Reproduce every entry exactly as shown.

Data records:
# # # #

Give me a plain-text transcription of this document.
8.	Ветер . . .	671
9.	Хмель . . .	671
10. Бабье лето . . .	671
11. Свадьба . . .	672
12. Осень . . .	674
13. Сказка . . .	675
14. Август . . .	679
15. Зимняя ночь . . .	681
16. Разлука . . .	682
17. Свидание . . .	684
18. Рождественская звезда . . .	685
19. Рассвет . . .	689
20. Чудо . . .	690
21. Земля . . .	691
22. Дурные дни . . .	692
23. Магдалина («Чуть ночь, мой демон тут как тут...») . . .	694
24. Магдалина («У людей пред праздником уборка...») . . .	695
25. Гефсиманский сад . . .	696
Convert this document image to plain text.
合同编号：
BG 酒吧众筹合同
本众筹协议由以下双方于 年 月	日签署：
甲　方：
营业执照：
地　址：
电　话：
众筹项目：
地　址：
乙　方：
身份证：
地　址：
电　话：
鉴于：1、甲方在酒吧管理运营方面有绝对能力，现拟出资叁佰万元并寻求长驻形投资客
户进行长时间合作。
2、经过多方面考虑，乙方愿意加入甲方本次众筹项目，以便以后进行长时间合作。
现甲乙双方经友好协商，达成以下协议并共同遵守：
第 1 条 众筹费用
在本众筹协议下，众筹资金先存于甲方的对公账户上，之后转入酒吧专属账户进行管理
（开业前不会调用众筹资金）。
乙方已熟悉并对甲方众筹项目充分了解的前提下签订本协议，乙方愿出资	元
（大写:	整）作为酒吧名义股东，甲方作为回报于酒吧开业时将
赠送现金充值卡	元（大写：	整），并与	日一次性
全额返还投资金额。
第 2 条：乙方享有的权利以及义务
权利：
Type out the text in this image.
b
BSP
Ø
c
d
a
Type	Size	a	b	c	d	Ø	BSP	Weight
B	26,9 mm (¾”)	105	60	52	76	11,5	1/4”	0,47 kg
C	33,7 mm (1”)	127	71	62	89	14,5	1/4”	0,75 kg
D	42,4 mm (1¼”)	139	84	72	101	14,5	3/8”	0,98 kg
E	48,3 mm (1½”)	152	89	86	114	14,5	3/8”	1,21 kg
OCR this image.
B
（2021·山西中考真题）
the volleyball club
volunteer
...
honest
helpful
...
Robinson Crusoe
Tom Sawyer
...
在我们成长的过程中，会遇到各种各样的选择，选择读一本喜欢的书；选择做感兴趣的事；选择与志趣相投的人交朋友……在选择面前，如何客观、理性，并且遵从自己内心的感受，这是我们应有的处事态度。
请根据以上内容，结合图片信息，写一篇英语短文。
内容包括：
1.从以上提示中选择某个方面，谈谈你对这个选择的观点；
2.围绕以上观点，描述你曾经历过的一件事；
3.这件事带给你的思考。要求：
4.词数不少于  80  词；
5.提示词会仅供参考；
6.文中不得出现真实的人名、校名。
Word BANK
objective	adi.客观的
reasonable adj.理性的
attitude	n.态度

# # # #

▶ _WRITTEN REPLY_
Give me a plain-text transcription of this document.
8.	Ветер . . .	671
9.	Хмель . . .	671
10. Бабье лето . . .	671
11. Свадьба . . .	672
12. Осень . . .	674
13. Сказка . . .	675
14. Август . . .	679
15. Зимняя ночь . . .	681
16. Разлука . . .	682
17. Свидание . . .	684
18. Рождественская звезда . . .	685
19. Рассвет . . .	689
20. Чудо . . .	690
21. Земля . . .	691
22. Дурные дни . . .	692
23. Магдалина («Чуть ночь, мой демон тут как тут...») . . .	694
24. Магдалина («У людей пред праздником уборка...») . . .	695
25. Гефсиманский сад . . .	696
Convert this document image to plain text.
合同编号：
BG 酒吧众筹合同
本众筹协议由以下双方于 年 月	日签署：
甲　方：
营业执照：
地　址：
电　话：
众筹项目：
地　址：
乙　方：
身份证：
地　址：
电　话：
鉴于：1、甲方在酒吧管理运营方面有绝对能力，现拟出资叁佰万元并寻求长驻形投资客
户进行长时间合作。
2、经过多方面考虑，乙方愿意加入甲方本次众筹项目，以便以后进行长时间合作。
现甲乙双方经友好协商，达成以下协议并共同遵守：
第 1 条 众筹费用
在本众筹协议下，众筹资金先存于甲方的对公账户上，之后转入酒吧专属账户进行管理
（开业前不会调用众筹资金）。
乙方已熟悉并对甲方众筹项目充分了解的前提下签订本协议，乙方愿出资	元
（大写:	整）作为酒吧名义股东，甲方作为回报于酒吧开业时将
赠送现金充值卡	元（大写：	整），并与	日一次性
全额返还投资金额。
第 2 条：乙方享有的权利以及义务
权利：
Type out the text in this image.
b
BSP
Ø
c
d
a
Type	Size	a	b	c	d	Ø	BSP	Weight
B	26,9 mm (¾”)	105	60	52	76	11,5	1/4”	0,47 kg
C	33,7 mm (1”)	127	71	62	89	14,5	1/4”	0,75 kg
D	42,4 mm (1¼”)	139	84	72	101	14,5	3/8”	0,98 kg
E	48,3 mm (1½”)	152	89	86	114	14,5	3/8”	1,21 kg
OCR this image.
B
（2021·山西中考真题）
the volleyball club
volunteer
...
honest
helpful
...
Robinson Crusoe
Tom Sawyer
...
在我们成长的过程中，会遇到各种各样的选择，选择读一本喜欢的书；选择做感兴趣的事；选择与志趣相投的人交朋友……在选择面前，如何客观、理性，并且遵从自己内心的感受，这是我们应有的处事态度。
请根据以上内容，结合图片信息，写一篇英语短文。
内容包括：
1.从以上提示中选择某个方面，谈谈你对这个选择的观点；
2.围绕以上观点，描述你曾经历过的一件事；
3.这件事带给你的思考。要求：
4.词数不少于  80  词；
5.提示词会仅供参考；
6.文中不得出现真实的人名、校名。
Word BANK
objective	adi.客观的
reasonable adj.理性的
attitude	n.态度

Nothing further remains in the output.